____ EXERCISE MATERIALS

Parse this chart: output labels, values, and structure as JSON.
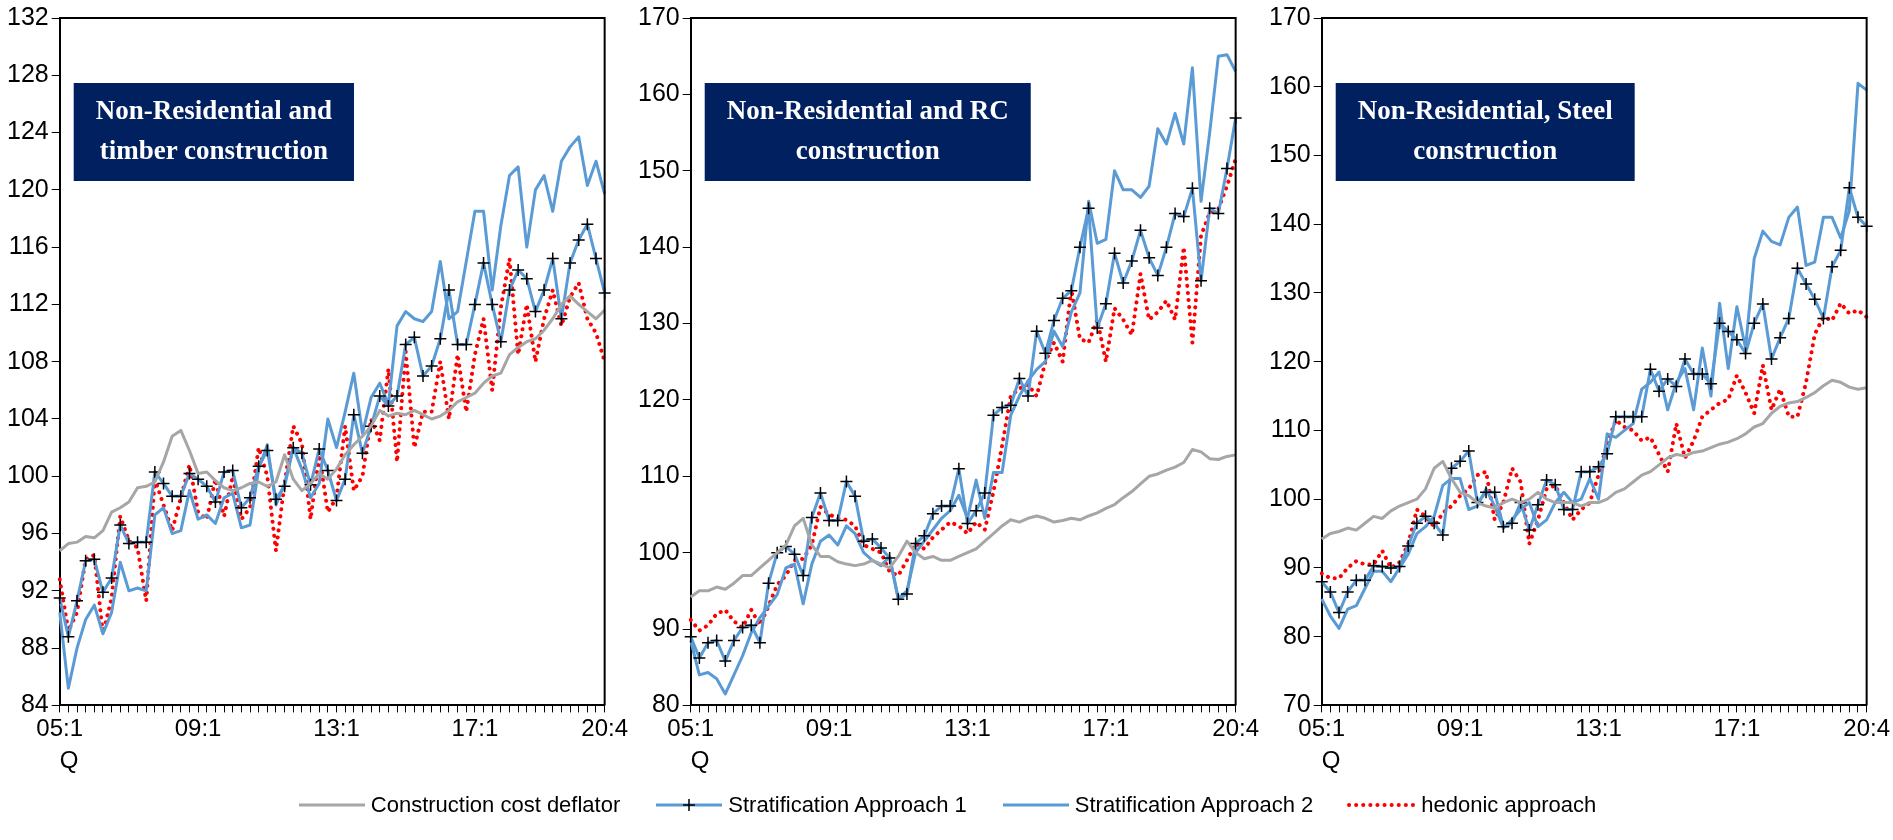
{
  "chart_data": [
    {
      "type": "line",
      "title": "Non-Residential and timber construction",
      "xlabel": "Q",
      "categories": [
        "05:1",
        null,
        null,
        null,
        null,
        null,
        null,
        null,
        null,
        null,
        null,
        null,
        null,
        null,
        null,
        null,
        "09:1",
        null,
        null,
        null,
        null,
        null,
        null,
        null,
        null,
        null,
        null,
        null,
        null,
        null,
        null,
        null,
        "13:1",
        null,
        null,
        null,
        null,
        null,
        null,
        null,
        null,
        null,
        null,
        null,
        null,
        null,
        null,
        null,
        "17:1",
        null,
        null,
        null,
        null,
        null,
        null,
        null,
        null,
        null,
        null,
        null,
        null,
        null,
        null,
        "20:4"
      ],
      "ylim": [
        84,
        132
      ],
      "yticks": [
        84,
        88,
        92,
        96,
        100,
        104,
        108,
        112,
        116,
        120,
        124,
        128,
        132
      ],
      "legend": "bottom",
      "series": [
        {
          "name": "Construction cost deflator",
          "color": "#a6a6a6",
          "values": [
            94.8,
            95.3,
            95.4,
            95.8,
            95.7,
            96.2,
            97.5,
            97.8,
            98.2,
            99.2,
            99.3,
            99.6,
            101,
            102.8,
            103.2,
            101.8,
            100.2,
            100.3,
            99.7,
            99.2,
            99.0,
            99.2,
            99.5,
            99.6,
            99.3,
            99.6,
            101.5,
            99.8,
            99.0,
            99.5,
            100.2,
            99.8,
            100.5,
            101.5,
            102.2,
            102.8,
            103.5,
            104.6,
            104.2,
            104.4,
            104.3,
            104.6,
            104.3,
            104.0,
            104.2,
            104.6,
            105.2,
            105.5,
            105.8,
            106.5,
            107.0,
            107.2,
            108.5,
            109.0,
            109.4,
            109.6,
            110.2,
            111.0,
            112.0,
            112.6,
            112.0,
            111.5,
            111.0,
            111.6
          ]
        },
        {
          "name": "Stratification Approach 1",
          "color": "#5b9bd5",
          "marker": "cross",
          "values": [
            91.5,
            88.8,
            91.3,
            94.1,
            94.2,
            91.9,
            92.9,
            96.6,
            95.3,
            95.4,
            95.4,
            100.3,
            99.5,
            98.6,
            98.6,
            100.2,
            99.8,
            99.3,
            98.2,
            100.3,
            100.4,
            97.8,
            98.5,
            100.7,
            101.8,
            98.4,
            99.3,
            102.0,
            101.6,
            99.4,
            101.9,
            100.4,
            98.3,
            99.8,
            104.3,
            101.6,
            103.5,
            105.6,
            104.9,
            105.6,
            109.2,
            109.7,
            107.0,
            107.7,
            109.6,
            113.0,
            109.2,
            109.2,
            112.0,
            114.9,
            112.0,
            109.4,
            113.0,
            114.4,
            113.8,
            111.5,
            113.0,
            115.2,
            111.0,
            114.9,
            116.5,
            117.6,
            115.2,
            112.8
          ]
        },
        {
          "name": "Stratification Approach 2",
          "color": "#5b9bd5",
          "values": [
            90.5,
            85.2,
            88.0,
            90.0,
            91.0,
            89.0,
            90.5,
            94.0,
            92.0,
            92.2,
            92.0,
            97.3,
            97.8,
            96.0,
            96.2,
            99.0,
            97.0,
            97.3,
            96.7,
            98.5,
            98.8,
            96.4,
            96.6,
            100.5,
            102.2,
            98.0,
            99.5,
            102.0,
            100.5,
            98.5,
            99.5,
            104.0,
            102.0,
            104.5,
            107.2,
            103.0,
            105.5,
            106.5,
            105.0,
            110.5,
            111.5,
            111.0,
            110.8,
            111.5,
            115.0,
            111.0,
            111.5,
            115.0,
            118.5,
            118.5,
            113.0,
            117.5,
            121.0,
            121.6,
            116.0,
            120.0,
            121.0,
            118.5,
            122.0,
            123.0,
            123.7,
            120.3,
            122.0,
            119.7
          ]
        },
        {
          "name": "hedonic approach",
          "color": "#ff0000",
          "line_style": "dotted",
          "values": [
            92.8,
            89.2,
            90.5,
            94.2,
            94.5,
            89.0,
            91.5,
            97.2,
            95.5,
            95.0,
            91.3,
            99.8,
            98.0,
            96.2,
            98.5,
            100.8,
            97.5,
            97.0,
            99.8,
            97.2,
            100.0,
            97.0,
            97.8,
            102.0,
            100.0,
            94.8,
            99.5,
            103.5,
            102.3,
            97.0,
            101.5,
            97.5,
            98.5,
            103.5,
            99.0,
            100.0,
            104.0,
            102.5,
            107.5,
            101.0,
            108.7,
            102.0,
            104.5,
            104.5,
            108.0,
            104.0,
            108.5,
            104.5,
            108.5,
            111.0,
            106.0,
            111.8,
            115.2,
            108.5,
            112.0,
            108.0,
            111.0,
            113.0,
            110.5,
            112.5,
            113.5,
            111.0,
            110.0,
            108.0
          ]
        }
      ]
    },
    {
      "type": "line",
      "title": "Non-Residential and RC construction",
      "xlabel": "Q",
      "categories": [
        "05:1",
        null,
        null,
        null,
        null,
        null,
        null,
        null,
        null,
        null,
        null,
        null,
        null,
        null,
        null,
        null,
        "09:1",
        null,
        null,
        null,
        null,
        null,
        null,
        null,
        null,
        null,
        null,
        null,
        null,
        null,
        null,
        null,
        "13:1",
        null,
        null,
        null,
        null,
        null,
        null,
        null,
        null,
        null,
        null,
        null,
        null,
        null,
        null,
        null,
        "17:1",
        null,
        null,
        null,
        null,
        null,
        null,
        null,
        null,
        null,
        null,
        null,
        null,
        null,
        null,
        "20:4"
      ],
      "ylim": [
        80,
        170
      ],
      "yticks": [
        80,
        90,
        100,
        110,
        120,
        130,
        140,
        150,
        160,
        170
      ],
      "series": [
        {
          "color": "#a6a6a6",
          "values": [
            94.2,
            95.0,
            95.0,
            95.5,
            95.2,
            96.0,
            97.0,
            97.0,
            98.0,
            99.0,
            100.0,
            101.0,
            103.5,
            104.5,
            101.0,
            99.5,
            99.5,
            98.8,
            98.5,
            98.3,
            98.5,
            99.0,
            98.5,
            98.0,
            99.5,
            101.5,
            100.0,
            99.2,
            99.5,
            99.0,
            99.0,
            99.5,
            100.0,
            100.5,
            101.5,
            102.5,
            103.5,
            104.3,
            104.0,
            104.5,
            104.8,
            104.5,
            104.0,
            104.2,
            104.5,
            104.3,
            104.8,
            105.2,
            105.8,
            106.3,
            107.2,
            108.0,
            109.0,
            110.0,
            110.3,
            110.8,
            111.2,
            111.8,
            113.5,
            113.2,
            112.3,
            112.2,
            112.6,
            112.8
          ]
        },
        {
          "color": "#5b9bd5",
          "marker": "cross",
          "values": [
            89.0,
            86.2,
            88.2,
            88.5,
            85.8,
            88.5,
            90.2,
            90.5,
            88.2,
            96.0,
            100.0,
            100.8,
            99.8,
            97.0,
            104.6,
            107.8,
            104.2,
            104.2,
            109.3,
            107.4,
            101.5,
            101.8,
            100.6,
            99.3,
            93.9,
            94.6,
            101.2,
            102.2,
            105.1,
            106.1,
            106.1,
            111.0,
            103.8,
            105.5,
            107.8,
            118.0,
            119.0,
            119.3,
            122.8,
            120.5,
            129.0,
            126.1,
            130.4,
            133.3,
            134.3,
            140.0,
            145.1,
            129.4,
            132.6,
            139.2,
            135.3,
            138.2,
            142.2,
            138.6,
            136.3,
            140.0,
            144.4,
            144.0,
            147.7,
            135.6,
            145.1,
            144.4,
            150.3,
            156.9
          ]
        },
        {
          "color": "#5b9bd5",
          "values": [
            88.5,
            84.0,
            84.3,
            83.5,
            81.5,
            84.0,
            86.5,
            89.5,
            91.5,
            93.0,
            94.5,
            98.0,
            98.5,
            93.3,
            98.5,
            101.5,
            102.3,
            101.0,
            103.5,
            102.5,
            100.0,
            99.0,
            98.3,
            99.5,
            94.0,
            95.0,
            100.0,
            101.5,
            103.0,
            104.5,
            105.5,
            107.5,
            104.5,
            109.5,
            104.5,
            110.5,
            110.5,
            118.0,
            120.5,
            122.5,
            124.0,
            125.0,
            129.0,
            127.0,
            131.5,
            134.0,
            146.0,
            140.5,
            141.0,
            150.0,
            147.5,
            147.5,
            146.5,
            148.0,
            155.5,
            153.5,
            157.5,
            153.5,
            163.5,
            146.0,
            155.0,
            165.0,
            165.2,
            163.0
          ]
        },
        {
          "color": "#ff0000",
          "line_style": "dotted",
          "values": [
            91.2,
            89.8,
            90.5,
            92.0,
            92.5,
            91.0,
            90.2,
            92.5,
            90.5,
            93.0,
            95.8,
            97.0,
            99.0,
            99.2,
            101.0,
            106.0,
            105.0,
            104.5,
            104.3,
            103.5,
            101.0,
            100.5,
            100.0,
            97.5,
            97.0,
            99.0,
            101.2,
            100.5,
            102.0,
            103.0,
            104.0,
            103.5,
            102.5,
            104.0,
            103.0,
            108.0,
            114.0,
            120.5,
            121.5,
            122.0,
            120.5,
            125.0,
            127.5,
            125.0,
            134.5,
            128.0,
            127.5,
            130.5,
            125.0,
            132.0,
            130.5,
            128.5,
            136.5,
            130.5,
            131.5,
            133.0,
            130.5,
            140.0,
            127.5,
            141.5,
            144.5,
            145.0,
            148.0,
            151.5
          ]
        }
      ]
    },
    {
      "type": "line",
      "title": "Non-Residential, Steel construction",
      "xlabel": "Q",
      "categories": [
        "05:1",
        null,
        null,
        null,
        null,
        null,
        null,
        null,
        null,
        null,
        null,
        null,
        null,
        null,
        null,
        null,
        "09:1",
        null,
        null,
        null,
        null,
        null,
        null,
        null,
        null,
        null,
        null,
        null,
        null,
        null,
        null,
        null,
        "13:1",
        null,
        null,
        null,
        null,
        null,
        null,
        null,
        null,
        null,
        null,
        null,
        null,
        null,
        null,
        null,
        "17:1",
        null,
        null,
        null,
        null,
        null,
        null,
        null,
        null,
        null,
        null,
        null,
        null,
        null,
        null,
        "20:4"
      ],
      "ylim": [
        70,
        170
      ],
      "yticks": [
        70,
        80,
        90,
        100,
        110,
        120,
        130,
        140,
        150,
        160,
        170
      ],
      "series": [
        {
          "color": "#a6a6a6",
          "values": [
            94.2,
            95.0,
            95.3,
            95.8,
            95.5,
            96.5,
            97.5,
            97.2,
            98.3,
            99.0,
            99.5,
            100.0,
            101.5,
            104.5,
            105.5,
            103.0,
            101.0,
            100.5,
            99.5,
            99.0,
            98.7,
            99.5,
            100.0,
            99.5,
            100.0,
            101.0,
            100.0,
            99.5,
            99.5,
            99.5,
            99.0,
            99.5,
            99.5,
            100.0,
            101.0,
            101.5,
            102.5,
            103.5,
            104.0,
            105.0,
            106.0,
            106.5,
            106.3,
            106.8,
            107.0,
            107.5,
            108.0,
            108.3,
            108.8,
            109.5,
            110.5,
            111.0,
            112.5,
            113.5,
            114.0,
            114.2,
            114.8,
            115.5,
            116.5,
            117.3,
            117.0,
            116.3,
            116.0,
            116.2
          ]
        },
        {
          "color": "#5b9bd5",
          "marker": "cross",
          "values": [
            88.0,
            86.5,
            83.5,
            86.5,
            88.2,
            88.2,
            90.3,
            90.2,
            90.0,
            90.2,
            93.2,
            96.5,
            97.5,
            96.5,
            94.8,
            104.5,
            105.5,
            107.0,
            99.5,
            101.0,
            101.0,
            96.0,
            96.5,
            99.5,
            95.5,
            99.2,
            102.8,
            102.1,
            98.5,
            98.5,
            104.0,
            104.0,
            104.7,
            106.6,
            112.0,
            112.0,
            112.0,
            112.0,
            118.9,
            115.7,
            117.5,
            116.4,
            120.4,
            118.2,
            118.2,
            116.8,
            125.6,
            124.4,
            123.2,
            121.2,
            125.6,
            128.4,
            120.4,
            123.5,
            126.3,
            133.6,
            131.3,
            129.1,
            126.3,
            133.8,
            136.2,
            145.3,
            141.0,
            139.7
          ]
        },
        {
          "color": "#5b9bd5",
          "values": [
            85.5,
            83.0,
            81.2,
            84.0,
            84.5,
            87.0,
            89.5,
            89.5,
            88.0,
            90.0,
            92.0,
            95.0,
            96.0,
            97.5,
            102.0,
            103.0,
            103.0,
            98.5,
            99.0,
            101.5,
            99.0,
            95.8,
            97.0,
            98.5,
            99.5,
            96.0,
            97.0,
            99.5,
            101.0,
            99.5,
            100.0,
            103.0,
            100.0,
            109.5,
            109.0,
            110.0,
            111.0,
            116.0,
            117.0,
            118.5,
            113.0,
            117.0,
            119.0,
            113.0,
            122.0,
            115.0,
            128.5,
            119.0,
            128.0,
            122.0,
            135.0,
            139.0,
            137.5,
            137.0,
            141.0,
            142.5,
            134.0,
            134.5,
            141.0,
            141.0,
            138.0,
            142.0,
            160.5,
            159.5
          ]
        },
        {
          "color": "#ff0000",
          "line_style": "dotted",
          "values": [
            89.2,
            88.5,
            88.5,
            90.0,
            91.0,
            90.5,
            90.5,
            92.5,
            90.0,
            90.8,
            93.5,
            98.5,
            97.5,
            96.0,
            98.0,
            99.0,
            100.5,
            101.5,
            103.5,
            104.0,
            97.0,
            99.5,
            104.5,
            102.5,
            93.5,
            97.0,
            101.5,
            102.0,
            99.5,
            97.0,
            98.5,
            99.5,
            103.5,
            108.0,
            111.5,
            110.5,
            110.0,
            108.5,
            109.0,
            106.5,
            104.0,
            111.0,
            106.0,
            108.5,
            112.0,
            113.0,
            114.0,
            114.5,
            118.0,
            115.5,
            112.5,
            119.5,
            113.0,
            116.0,
            112.0,
            112.0,
            117.0,
            124.0,
            126.5,
            126.0,
            128.5,
            127.0,
            127.5,
            126.5
          ]
        }
      ]
    }
  ]
}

________

YOUR OBJECTIVE:
Consider the entries above and return each line with the string "Residential".

OUTPUT:
      "title": "Non-Residential and timber construction",
      "title": "Non-Residential and RC construction",
      "title": "Non-Residential, Steel construction",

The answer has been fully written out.